** begin DATA PROVIDED **

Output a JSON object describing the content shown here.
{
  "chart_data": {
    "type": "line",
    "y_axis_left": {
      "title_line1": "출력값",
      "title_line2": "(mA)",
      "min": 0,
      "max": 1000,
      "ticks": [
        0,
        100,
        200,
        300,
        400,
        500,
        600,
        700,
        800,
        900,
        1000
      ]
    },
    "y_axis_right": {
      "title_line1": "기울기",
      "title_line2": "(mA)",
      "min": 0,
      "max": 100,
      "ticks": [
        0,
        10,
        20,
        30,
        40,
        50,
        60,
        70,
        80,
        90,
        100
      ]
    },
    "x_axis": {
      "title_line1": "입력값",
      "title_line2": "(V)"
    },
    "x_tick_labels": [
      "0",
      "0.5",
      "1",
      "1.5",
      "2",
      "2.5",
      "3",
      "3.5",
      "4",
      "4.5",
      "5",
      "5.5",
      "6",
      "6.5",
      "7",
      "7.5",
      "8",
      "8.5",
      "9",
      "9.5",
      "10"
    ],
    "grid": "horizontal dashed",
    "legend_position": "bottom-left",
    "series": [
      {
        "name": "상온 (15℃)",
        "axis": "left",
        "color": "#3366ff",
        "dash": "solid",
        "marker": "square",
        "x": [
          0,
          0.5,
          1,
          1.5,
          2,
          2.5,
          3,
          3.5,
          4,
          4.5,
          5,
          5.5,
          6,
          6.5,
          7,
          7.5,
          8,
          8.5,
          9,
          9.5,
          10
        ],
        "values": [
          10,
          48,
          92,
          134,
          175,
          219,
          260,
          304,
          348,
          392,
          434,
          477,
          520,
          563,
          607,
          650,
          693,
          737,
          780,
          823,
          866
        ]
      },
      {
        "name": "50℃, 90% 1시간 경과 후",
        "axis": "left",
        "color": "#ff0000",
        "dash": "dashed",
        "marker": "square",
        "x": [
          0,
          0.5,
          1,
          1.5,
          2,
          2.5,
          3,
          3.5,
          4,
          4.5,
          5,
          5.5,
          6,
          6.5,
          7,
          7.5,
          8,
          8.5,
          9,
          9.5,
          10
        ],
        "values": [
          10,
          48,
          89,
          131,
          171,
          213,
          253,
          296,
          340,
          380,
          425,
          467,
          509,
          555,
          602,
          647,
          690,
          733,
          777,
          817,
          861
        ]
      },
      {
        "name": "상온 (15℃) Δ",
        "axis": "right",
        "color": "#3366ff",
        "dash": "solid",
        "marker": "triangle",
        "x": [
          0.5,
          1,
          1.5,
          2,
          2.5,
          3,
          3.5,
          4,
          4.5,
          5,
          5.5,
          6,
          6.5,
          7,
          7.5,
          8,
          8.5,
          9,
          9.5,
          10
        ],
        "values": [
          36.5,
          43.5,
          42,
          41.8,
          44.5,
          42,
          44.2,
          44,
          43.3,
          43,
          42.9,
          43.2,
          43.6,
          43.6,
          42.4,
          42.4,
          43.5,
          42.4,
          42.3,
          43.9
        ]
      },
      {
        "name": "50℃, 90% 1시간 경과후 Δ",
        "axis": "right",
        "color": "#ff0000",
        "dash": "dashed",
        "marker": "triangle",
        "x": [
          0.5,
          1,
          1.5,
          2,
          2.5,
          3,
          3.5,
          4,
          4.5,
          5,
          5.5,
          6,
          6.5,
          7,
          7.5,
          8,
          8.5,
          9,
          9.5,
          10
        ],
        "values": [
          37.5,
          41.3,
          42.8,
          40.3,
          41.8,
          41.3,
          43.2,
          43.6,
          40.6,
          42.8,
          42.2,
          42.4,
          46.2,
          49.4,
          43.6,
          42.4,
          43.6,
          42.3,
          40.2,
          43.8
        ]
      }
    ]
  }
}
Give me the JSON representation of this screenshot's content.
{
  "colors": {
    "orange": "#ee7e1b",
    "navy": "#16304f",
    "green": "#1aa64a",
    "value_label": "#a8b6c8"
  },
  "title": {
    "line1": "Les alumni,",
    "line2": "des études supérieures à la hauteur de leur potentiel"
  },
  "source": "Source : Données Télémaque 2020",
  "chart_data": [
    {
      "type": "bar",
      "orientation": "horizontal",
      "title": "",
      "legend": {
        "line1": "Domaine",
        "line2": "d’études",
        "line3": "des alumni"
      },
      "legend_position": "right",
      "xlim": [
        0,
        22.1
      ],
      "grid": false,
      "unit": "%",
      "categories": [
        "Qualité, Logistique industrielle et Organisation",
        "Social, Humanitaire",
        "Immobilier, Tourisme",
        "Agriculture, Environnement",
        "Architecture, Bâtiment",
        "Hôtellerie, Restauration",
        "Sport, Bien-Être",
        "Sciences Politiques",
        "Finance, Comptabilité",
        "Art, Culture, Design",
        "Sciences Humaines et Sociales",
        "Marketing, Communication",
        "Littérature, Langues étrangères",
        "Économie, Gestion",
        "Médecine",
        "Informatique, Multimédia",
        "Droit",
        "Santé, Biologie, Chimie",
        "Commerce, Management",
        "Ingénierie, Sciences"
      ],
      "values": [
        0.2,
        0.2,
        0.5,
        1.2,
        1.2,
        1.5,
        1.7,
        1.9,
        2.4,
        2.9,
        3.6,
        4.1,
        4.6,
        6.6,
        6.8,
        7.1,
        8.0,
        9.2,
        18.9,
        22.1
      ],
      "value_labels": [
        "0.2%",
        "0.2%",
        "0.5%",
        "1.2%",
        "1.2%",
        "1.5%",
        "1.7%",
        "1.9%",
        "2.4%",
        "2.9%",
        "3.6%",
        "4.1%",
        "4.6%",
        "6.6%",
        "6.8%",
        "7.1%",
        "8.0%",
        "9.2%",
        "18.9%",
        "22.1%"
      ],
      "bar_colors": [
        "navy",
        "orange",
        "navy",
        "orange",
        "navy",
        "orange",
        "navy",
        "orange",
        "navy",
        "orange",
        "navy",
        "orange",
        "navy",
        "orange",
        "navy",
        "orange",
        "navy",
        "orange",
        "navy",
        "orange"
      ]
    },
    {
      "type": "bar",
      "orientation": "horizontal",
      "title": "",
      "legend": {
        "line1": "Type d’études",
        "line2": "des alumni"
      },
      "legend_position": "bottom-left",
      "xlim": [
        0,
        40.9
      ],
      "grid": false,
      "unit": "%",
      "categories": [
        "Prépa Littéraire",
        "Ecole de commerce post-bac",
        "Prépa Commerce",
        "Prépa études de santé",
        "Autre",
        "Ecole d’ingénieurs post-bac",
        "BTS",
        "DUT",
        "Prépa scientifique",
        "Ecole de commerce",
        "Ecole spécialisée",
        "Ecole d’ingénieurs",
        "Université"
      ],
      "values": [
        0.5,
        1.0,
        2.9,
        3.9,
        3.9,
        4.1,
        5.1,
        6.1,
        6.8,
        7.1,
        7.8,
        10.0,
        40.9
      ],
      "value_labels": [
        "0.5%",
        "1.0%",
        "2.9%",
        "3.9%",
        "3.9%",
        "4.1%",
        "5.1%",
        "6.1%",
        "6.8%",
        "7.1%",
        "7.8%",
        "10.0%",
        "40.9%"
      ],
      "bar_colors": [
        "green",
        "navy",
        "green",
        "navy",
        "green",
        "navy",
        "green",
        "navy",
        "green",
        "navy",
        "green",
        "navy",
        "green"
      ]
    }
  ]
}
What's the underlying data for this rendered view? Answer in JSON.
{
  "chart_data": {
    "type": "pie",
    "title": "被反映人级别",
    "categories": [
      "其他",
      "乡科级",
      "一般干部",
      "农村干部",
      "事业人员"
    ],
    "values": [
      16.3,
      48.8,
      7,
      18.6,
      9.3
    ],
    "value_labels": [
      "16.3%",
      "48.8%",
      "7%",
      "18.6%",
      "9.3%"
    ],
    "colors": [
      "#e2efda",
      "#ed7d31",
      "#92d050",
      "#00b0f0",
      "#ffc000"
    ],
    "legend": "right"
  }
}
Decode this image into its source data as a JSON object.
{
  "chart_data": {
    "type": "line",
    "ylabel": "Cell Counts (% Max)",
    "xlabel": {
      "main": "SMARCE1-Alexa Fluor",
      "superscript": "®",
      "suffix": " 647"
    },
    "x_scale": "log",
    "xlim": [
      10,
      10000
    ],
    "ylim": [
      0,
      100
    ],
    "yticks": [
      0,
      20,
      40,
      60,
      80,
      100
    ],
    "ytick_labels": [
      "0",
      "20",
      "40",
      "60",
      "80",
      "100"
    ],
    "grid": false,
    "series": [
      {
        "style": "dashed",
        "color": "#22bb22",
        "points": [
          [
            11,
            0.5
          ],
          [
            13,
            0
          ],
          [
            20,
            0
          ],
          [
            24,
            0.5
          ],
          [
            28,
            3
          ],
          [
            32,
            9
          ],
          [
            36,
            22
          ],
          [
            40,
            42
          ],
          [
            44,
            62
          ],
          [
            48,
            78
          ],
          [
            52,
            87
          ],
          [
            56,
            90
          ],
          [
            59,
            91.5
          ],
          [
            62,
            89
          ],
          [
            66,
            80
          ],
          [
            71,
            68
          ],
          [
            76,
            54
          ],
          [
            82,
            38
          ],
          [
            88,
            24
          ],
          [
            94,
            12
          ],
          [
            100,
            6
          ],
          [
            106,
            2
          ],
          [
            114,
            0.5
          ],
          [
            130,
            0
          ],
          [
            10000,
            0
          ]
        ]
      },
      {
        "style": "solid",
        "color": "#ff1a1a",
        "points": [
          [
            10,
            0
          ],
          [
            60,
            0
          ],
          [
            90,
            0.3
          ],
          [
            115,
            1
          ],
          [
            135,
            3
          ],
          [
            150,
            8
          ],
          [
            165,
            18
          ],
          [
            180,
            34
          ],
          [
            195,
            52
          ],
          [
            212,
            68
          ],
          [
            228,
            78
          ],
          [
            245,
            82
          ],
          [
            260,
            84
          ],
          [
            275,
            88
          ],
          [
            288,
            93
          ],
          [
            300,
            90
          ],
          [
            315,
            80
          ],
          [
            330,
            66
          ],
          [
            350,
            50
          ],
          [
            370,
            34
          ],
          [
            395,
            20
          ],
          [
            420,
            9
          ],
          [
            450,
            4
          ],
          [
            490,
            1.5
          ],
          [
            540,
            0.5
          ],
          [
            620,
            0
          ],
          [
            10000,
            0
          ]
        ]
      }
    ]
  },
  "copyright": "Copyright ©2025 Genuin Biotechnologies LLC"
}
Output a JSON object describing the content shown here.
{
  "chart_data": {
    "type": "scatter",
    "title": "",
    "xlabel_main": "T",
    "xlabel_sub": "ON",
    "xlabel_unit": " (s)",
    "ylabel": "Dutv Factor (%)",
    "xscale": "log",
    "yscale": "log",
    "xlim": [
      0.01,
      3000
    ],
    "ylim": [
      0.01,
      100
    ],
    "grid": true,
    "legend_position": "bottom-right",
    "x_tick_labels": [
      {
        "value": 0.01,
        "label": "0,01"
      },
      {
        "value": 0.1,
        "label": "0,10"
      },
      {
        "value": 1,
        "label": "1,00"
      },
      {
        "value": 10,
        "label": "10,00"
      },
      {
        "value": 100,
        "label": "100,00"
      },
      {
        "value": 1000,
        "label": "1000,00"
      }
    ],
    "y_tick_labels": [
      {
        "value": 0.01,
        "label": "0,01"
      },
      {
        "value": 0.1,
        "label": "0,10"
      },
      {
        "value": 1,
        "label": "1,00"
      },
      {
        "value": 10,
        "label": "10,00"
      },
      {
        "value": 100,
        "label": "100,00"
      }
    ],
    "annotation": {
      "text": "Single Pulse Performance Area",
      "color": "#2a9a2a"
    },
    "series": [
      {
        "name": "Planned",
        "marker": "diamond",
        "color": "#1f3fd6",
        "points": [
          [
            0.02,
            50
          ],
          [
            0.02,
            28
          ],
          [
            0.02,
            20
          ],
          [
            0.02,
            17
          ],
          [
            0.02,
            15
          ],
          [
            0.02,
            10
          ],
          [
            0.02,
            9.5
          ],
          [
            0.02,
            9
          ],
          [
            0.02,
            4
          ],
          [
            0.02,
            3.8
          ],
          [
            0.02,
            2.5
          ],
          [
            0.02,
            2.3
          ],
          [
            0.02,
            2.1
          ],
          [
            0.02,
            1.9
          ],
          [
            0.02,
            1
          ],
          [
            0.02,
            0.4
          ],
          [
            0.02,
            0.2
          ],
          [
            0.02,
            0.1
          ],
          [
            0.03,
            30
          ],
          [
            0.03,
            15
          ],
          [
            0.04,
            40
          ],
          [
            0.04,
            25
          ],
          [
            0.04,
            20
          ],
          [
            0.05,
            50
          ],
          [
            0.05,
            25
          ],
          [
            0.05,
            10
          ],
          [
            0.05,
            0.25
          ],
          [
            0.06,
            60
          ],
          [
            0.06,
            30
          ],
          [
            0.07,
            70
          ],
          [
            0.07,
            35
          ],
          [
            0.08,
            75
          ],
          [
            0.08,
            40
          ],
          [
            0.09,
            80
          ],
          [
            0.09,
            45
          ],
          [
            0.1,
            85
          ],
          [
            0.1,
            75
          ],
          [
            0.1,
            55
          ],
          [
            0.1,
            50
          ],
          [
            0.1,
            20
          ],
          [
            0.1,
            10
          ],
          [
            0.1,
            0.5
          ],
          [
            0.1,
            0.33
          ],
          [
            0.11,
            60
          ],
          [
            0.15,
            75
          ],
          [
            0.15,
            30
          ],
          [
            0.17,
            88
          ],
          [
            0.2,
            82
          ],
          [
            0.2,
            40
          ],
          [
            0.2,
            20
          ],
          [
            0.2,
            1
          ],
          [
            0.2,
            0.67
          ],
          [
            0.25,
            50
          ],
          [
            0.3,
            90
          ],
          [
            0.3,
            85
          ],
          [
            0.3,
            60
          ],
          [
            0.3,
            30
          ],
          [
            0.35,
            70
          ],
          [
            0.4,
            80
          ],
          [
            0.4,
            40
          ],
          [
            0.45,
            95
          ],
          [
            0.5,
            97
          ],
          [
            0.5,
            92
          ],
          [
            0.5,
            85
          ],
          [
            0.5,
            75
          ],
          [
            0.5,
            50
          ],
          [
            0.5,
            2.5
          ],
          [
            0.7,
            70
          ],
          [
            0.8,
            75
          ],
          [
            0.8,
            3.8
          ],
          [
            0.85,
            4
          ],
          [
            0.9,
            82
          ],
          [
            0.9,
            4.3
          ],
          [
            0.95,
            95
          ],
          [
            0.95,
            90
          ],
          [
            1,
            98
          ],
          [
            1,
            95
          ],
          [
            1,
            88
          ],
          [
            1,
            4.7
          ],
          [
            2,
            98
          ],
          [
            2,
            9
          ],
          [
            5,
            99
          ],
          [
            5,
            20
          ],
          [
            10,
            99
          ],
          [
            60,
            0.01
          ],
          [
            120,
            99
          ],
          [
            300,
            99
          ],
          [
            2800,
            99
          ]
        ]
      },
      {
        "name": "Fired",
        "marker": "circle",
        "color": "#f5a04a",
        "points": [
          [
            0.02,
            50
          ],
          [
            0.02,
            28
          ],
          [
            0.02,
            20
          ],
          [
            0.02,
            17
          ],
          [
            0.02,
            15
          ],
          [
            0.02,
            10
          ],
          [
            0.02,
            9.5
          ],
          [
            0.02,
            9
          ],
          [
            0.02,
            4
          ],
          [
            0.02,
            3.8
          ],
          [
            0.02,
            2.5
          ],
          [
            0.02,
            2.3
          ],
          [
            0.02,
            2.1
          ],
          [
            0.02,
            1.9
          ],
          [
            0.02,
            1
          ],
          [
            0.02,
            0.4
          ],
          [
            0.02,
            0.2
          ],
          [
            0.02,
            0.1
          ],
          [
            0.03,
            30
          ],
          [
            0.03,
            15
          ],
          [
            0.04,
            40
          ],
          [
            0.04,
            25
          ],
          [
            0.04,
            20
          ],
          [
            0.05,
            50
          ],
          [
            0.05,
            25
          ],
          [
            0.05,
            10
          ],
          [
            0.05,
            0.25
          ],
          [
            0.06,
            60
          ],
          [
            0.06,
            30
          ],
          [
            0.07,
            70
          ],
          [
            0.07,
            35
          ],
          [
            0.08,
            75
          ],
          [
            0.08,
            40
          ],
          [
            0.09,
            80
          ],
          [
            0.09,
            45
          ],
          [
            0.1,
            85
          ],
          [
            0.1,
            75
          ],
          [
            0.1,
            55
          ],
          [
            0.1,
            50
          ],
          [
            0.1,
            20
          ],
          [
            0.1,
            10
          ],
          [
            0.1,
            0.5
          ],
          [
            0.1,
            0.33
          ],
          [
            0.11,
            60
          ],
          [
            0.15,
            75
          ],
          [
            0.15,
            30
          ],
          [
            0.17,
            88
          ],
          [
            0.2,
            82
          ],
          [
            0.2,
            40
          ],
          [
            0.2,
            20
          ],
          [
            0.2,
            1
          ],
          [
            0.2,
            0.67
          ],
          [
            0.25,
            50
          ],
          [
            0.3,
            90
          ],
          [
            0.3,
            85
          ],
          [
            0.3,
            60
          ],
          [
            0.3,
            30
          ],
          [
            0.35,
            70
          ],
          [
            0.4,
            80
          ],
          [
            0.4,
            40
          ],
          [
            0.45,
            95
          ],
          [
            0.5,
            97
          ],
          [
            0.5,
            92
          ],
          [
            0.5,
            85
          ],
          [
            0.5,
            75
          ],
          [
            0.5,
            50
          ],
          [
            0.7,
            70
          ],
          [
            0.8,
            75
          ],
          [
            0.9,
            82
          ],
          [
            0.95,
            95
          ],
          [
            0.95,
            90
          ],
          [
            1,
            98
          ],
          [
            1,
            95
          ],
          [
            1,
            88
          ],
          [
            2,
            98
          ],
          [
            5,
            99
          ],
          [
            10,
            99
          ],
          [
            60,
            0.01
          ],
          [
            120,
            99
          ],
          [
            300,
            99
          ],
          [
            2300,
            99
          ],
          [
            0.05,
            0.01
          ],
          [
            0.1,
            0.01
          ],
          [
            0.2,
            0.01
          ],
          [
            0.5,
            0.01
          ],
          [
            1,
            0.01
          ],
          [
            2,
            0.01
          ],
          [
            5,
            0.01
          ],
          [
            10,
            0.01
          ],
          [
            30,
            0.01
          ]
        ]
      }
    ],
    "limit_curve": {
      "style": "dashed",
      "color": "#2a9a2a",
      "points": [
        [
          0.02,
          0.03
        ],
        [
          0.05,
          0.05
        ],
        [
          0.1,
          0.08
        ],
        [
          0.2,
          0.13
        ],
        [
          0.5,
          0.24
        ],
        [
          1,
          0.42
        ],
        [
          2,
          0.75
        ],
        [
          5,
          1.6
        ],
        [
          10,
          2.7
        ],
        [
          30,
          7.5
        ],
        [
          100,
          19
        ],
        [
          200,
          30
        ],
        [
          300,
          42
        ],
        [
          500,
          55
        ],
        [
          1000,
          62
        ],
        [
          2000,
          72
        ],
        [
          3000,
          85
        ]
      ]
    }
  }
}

** end DATA PROVIDED **

▸ **TASK TO CARRY OUT**
Scan the material above for the string "Prépa" and return the lines that hold it.

▸ **FINAL RESULT**
        "Prépa Littéraire",
        "Prépa Commerce",
        "Prépa études de santé",
        "Prépa scientifique",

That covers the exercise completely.